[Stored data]
+++

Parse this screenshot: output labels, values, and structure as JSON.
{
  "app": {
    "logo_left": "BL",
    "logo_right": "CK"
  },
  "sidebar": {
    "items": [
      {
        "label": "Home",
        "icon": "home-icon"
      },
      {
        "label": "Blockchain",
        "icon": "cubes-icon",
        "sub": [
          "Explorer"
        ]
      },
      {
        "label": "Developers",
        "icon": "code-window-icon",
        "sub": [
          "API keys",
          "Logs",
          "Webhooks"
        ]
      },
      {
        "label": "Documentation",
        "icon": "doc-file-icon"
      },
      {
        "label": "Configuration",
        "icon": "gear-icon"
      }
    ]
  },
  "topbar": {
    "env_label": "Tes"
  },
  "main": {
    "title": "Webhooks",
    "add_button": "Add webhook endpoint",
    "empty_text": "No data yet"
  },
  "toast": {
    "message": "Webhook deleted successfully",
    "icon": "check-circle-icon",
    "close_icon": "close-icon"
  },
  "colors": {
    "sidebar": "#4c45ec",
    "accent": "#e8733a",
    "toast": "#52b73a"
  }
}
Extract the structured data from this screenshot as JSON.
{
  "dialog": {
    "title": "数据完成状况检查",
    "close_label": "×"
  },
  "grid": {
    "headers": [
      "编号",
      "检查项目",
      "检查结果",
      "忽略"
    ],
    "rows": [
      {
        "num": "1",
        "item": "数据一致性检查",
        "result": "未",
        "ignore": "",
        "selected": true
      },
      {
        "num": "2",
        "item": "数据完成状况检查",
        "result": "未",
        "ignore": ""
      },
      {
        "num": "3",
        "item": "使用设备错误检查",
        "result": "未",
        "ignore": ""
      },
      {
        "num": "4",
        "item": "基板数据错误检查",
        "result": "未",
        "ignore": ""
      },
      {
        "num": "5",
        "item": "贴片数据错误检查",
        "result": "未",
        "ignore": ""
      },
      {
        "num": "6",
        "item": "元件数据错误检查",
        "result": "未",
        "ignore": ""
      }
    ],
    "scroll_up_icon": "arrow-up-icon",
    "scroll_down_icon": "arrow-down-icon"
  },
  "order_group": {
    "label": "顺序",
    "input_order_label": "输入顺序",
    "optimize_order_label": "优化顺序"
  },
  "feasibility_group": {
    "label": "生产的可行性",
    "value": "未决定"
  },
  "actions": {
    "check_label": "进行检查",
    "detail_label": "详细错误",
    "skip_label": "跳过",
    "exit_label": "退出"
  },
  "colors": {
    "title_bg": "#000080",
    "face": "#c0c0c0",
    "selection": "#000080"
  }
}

+++

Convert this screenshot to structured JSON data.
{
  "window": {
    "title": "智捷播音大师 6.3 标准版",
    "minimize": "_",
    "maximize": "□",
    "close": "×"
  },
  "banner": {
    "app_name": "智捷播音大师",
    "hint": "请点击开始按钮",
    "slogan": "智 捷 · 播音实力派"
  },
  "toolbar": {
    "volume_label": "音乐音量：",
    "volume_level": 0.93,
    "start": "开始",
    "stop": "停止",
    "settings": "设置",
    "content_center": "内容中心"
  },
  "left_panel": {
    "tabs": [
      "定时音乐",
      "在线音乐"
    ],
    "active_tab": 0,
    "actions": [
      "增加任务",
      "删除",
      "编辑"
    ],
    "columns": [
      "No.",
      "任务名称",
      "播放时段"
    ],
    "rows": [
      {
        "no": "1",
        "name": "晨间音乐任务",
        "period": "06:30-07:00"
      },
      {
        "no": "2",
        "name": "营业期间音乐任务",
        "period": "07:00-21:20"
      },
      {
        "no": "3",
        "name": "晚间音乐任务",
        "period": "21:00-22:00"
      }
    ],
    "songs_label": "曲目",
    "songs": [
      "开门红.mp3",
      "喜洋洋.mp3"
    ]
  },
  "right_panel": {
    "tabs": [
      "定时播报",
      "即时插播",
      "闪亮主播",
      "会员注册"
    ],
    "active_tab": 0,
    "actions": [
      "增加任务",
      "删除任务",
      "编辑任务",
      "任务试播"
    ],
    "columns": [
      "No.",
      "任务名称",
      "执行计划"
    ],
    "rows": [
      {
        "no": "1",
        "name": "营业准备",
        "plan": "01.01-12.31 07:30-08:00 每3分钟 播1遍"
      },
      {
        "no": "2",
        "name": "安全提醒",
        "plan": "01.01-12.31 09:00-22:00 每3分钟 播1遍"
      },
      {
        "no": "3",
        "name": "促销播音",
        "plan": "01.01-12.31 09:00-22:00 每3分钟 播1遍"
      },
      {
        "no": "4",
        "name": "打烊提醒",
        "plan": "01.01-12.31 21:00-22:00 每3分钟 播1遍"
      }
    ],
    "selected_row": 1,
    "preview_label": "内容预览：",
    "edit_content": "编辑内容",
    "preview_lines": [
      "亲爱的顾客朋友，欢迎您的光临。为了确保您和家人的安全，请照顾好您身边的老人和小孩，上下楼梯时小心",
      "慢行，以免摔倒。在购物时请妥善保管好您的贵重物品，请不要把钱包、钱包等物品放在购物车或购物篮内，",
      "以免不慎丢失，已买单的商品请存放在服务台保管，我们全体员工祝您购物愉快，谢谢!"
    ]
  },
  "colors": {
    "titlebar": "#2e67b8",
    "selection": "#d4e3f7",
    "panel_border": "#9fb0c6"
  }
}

+++

What to produce: Copy out all lines from the material above that contain the string "screenshot".

Finished task:
Parse this screenshot: output labels, values, and structure as JSON.
Extract the structured data from this screenshot as JSON.
Convert this screenshot to structured JSON data.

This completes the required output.